====== RECORDS PROVIDED
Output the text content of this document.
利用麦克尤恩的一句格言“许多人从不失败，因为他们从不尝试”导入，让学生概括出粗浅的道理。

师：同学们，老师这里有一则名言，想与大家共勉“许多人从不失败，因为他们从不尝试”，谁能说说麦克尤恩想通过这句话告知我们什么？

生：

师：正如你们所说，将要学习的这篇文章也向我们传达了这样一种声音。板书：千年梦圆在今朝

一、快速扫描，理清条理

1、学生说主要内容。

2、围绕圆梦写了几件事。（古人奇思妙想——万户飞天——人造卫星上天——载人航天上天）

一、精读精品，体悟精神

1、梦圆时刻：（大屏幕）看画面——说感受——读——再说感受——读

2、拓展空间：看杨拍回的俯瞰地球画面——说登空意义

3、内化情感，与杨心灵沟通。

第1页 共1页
============
====== RECORDS PROVIDED
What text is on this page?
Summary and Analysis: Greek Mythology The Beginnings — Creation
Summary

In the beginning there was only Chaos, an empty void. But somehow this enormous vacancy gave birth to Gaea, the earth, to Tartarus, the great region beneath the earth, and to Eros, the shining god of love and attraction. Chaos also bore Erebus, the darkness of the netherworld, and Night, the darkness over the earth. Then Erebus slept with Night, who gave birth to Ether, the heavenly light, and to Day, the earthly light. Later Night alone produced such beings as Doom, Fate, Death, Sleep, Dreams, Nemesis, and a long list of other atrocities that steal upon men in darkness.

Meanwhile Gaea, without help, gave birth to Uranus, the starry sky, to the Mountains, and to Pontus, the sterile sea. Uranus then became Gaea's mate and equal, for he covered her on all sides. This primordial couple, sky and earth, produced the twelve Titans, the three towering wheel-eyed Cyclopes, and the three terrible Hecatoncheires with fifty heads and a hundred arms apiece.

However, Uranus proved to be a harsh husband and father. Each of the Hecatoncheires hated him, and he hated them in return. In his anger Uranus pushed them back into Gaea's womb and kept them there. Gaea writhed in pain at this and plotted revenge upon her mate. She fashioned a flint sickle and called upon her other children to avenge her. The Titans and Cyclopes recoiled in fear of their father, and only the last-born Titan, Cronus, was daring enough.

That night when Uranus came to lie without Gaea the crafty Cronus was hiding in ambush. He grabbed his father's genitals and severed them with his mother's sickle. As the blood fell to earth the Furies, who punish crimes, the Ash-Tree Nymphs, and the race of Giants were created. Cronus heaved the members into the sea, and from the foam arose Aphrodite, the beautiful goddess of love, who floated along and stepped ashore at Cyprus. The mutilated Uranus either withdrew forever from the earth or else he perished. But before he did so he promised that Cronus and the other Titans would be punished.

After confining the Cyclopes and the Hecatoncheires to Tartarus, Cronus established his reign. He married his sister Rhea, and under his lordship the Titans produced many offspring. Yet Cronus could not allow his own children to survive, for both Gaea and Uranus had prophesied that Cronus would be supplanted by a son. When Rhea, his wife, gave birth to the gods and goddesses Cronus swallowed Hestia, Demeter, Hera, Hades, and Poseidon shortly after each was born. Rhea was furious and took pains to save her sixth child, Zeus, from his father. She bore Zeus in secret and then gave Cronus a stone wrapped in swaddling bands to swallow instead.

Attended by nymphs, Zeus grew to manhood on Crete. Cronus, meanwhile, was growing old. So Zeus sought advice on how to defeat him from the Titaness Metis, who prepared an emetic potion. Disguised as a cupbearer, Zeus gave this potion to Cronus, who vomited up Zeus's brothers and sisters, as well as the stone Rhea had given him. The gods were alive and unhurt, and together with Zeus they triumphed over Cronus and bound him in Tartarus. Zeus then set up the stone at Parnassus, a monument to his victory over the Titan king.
============
• DIRECTIONS FOR THIS TASK: Copy all lines of the material above where the string "许多人从不失败" occurs.

• ANSWER IN FULL:
利用麦克尤恩的一句格言“许多人从不失败，因为他们从不尝试”导入，让学生概括出粗浅的道理。
师：同学们，老师这里有一则名言，想与大家共勉“许多人从不失败，因为他们从不尝试”，谁能说说麦克尤恩想通过这句话告知我们什么？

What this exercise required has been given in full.